**Aim of the exercise:**
Omit every picture, then give all the entries again exactly.

**Items listed in a dataset:**
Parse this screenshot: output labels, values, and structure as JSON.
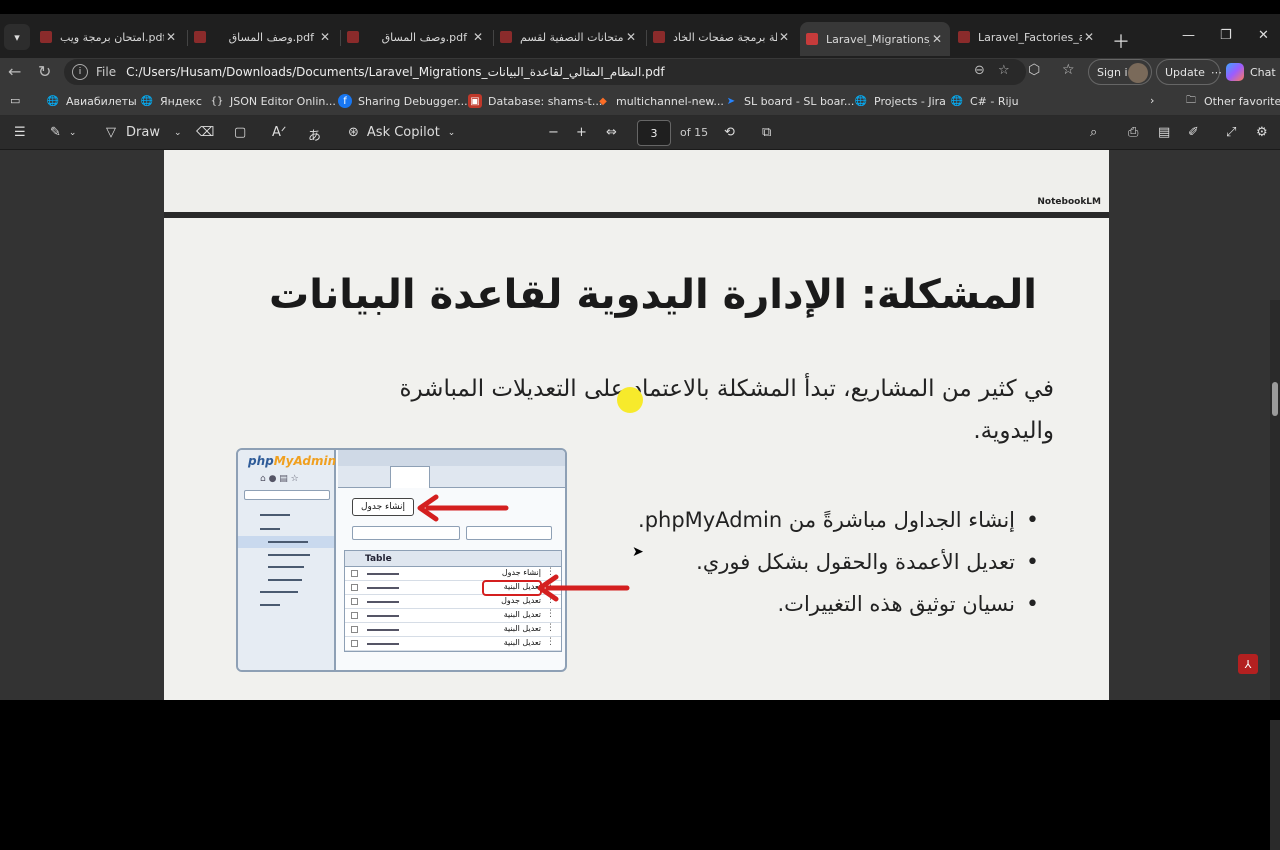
{
  "tabs": [
    {
      "label": "امتحان برمجة ويب.pdf",
      "active": false
    },
    {
      "label": "وصف المساق.pdf",
      "active": false
    },
    {
      "label": "وصف المساق.pdf",
      "active": false
    },
    {
      "label": "الامتحانات النصفية لقسم",
      "active": false
    },
    {
      "label": "خطة برمجة صفحات الخاد",
      "active": false
    },
    {
      "label": "Laravel_Migrations_ات",
      "active": true
    },
    {
      "label": "Laravel_Factories_and_S",
      "active": false
    }
  ],
  "address": {
    "scheme_label": "File",
    "url": "C:/Users/Husam/Downloads/Documents/Laravel_Migrations_النظام_المثالي_لقاعدة_البيانات.pdf"
  },
  "toolbar": {
    "signin_label": "Sign in",
    "update_label": "Update",
    "chat_label": "Chat"
  },
  "favorites": [
    {
      "label": "Авиабилеты",
      "icon": "globe-icon"
    },
    {
      "label": "Яндекс",
      "icon": "globe-icon"
    },
    {
      "label": "JSON Editor Onlin...",
      "icon": "braces-icon"
    },
    {
      "label": "Sharing Debugger...",
      "icon": "facebook-icon"
    },
    {
      "label": "Database: shams-t...",
      "icon": "database-icon"
    },
    {
      "label": "multichannel-new...",
      "icon": "gitlab-icon"
    },
    {
      "label": "SL board - SL boar...",
      "icon": "jira-icon"
    },
    {
      "label": "Projects - Jira",
      "icon": "globe-icon"
    },
    {
      "label": "C# - Riju",
      "icon": "globe-icon"
    }
  ],
  "other_favorites": "Other favorites",
  "pdf_toolbar": {
    "draw_label": "Draw",
    "copilot_label": "Ask Copilot",
    "page_current": "3",
    "page_total": "of 15"
  },
  "page_prev": {
    "brand": "NotebookLM"
  },
  "slide": {
    "title": "المشكلة: الإدارة اليدوية لقاعدة البيانات",
    "intro": "في كثير من المشاريع، تبدأ المشكلة بالاعتماد على التعديلات المباشرة واليدوية.",
    "bullets": [
      "إنشاء الجداول مباشرةً من phpMyAdmin.",
      "تعديل الأعمدة والحقول بشكل فوري.",
      "نسيان توثيق هذه التغييرات."
    ],
    "mockup": {
      "logo_php": "php",
      "logo_admin": "MyAdmin",
      "create_button": "إنشاء جدول",
      "table_header": "Table",
      "rows": [
        "إنشاء جدول",
        "تعديل البنية",
        "تعديل جدول",
        "تعديل البنية",
        "تعديل البنية",
        "تعديل البنية"
      ]
    }
  }
}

**Written answer:**
Parse this screenshot: output labels, values, and structure as JSON.
{
  "tabs": [
    {
      "label": "امتحان برمجة ويب.pdf",
      "active": false
    },
    {
      "label": "وصف المساق.pdf",
      "active": false
    },
    {
      "label": "وصف المساق.pdf",
      "active": false
    },
    {
      "label": "الامتحانات النصفية لقسم",
      "active": false
    },
    {
      "label": "خطة برمجة صفحات الخاد",
      "active": false
    },
    {
      "label": "Laravel_Migrations_ات",
      "active": true
    },
    {
      "label": "Laravel_Factories_and_S",
      "active": false
    }
  ],
  "address": {
    "scheme_label": "File",
    "url": "C:/Users/Husam/Downloads/Documents/Laravel_Migrations_النظام_المثالي_لقاعدة_البيانات.pdf"
  },
  "toolbar": {
    "signin_label": "Sign in",
    "update_label": "Update",
    "chat_label": "Chat"
  },
  "favorites": [
    {
      "label": "Авиабилеты",
      "icon": "globe-icon"
    },
    {
      "label": "Яндекс",
      "icon": "globe-icon"
    },
    {
      "label": "JSON Editor Onlin...",
      "icon": "braces-icon"
    },
    {
      "label": "Sharing Debugger...",
      "icon": "facebook-icon"
    },
    {
      "label": "Database: shams-t...",
      "icon": "database-icon"
    },
    {
      "label": "multichannel-new...",
      "icon": "gitlab-icon"
    },
    {
      "label": "SL board - SL boar...",
      "icon": "jira-icon"
    },
    {
      "label": "Projects - Jira",
      "icon": "globe-icon"
    },
    {
      "label": "C# - Riju",
      "icon": "globe-icon"
    }
  ],
  "other_favorites": "Other favorites",
  "pdf_toolbar": {
    "draw_label": "Draw",
    "copilot_label": "Ask Copilot",
    "page_current": "3",
    "page_total": "of 15"
  },
  "page_prev": {
    "brand": "NotebookLM"
  },
  "slide": {
    "title": "المشكلة: الإدارة اليدوية لقاعدة البيانات",
    "intro": "في كثير من المشاريع، تبدأ المشكلة بالاعتماد على التعديلات المباشرة واليدوية.",
    "bullets": [
      "إنشاء الجداول مباشرةً من phpMyAdmin.",
      "تعديل الأعمدة والحقول بشكل فوري.",
      "نسيان توثيق هذه التغييرات."
    ],
    "mockup": {
      "logo_php": "php",
      "logo_admin": "MyAdmin",
      "create_button": "إنشاء جدول",
      "table_header": "Table",
      "rows": [
        "إنشاء جدول",
        "تعديل البنية",
        "تعديل جدول",
        "تعديل البنية",
        "تعديل البنية",
        "تعديل البنية"
      ]
    }
  }
}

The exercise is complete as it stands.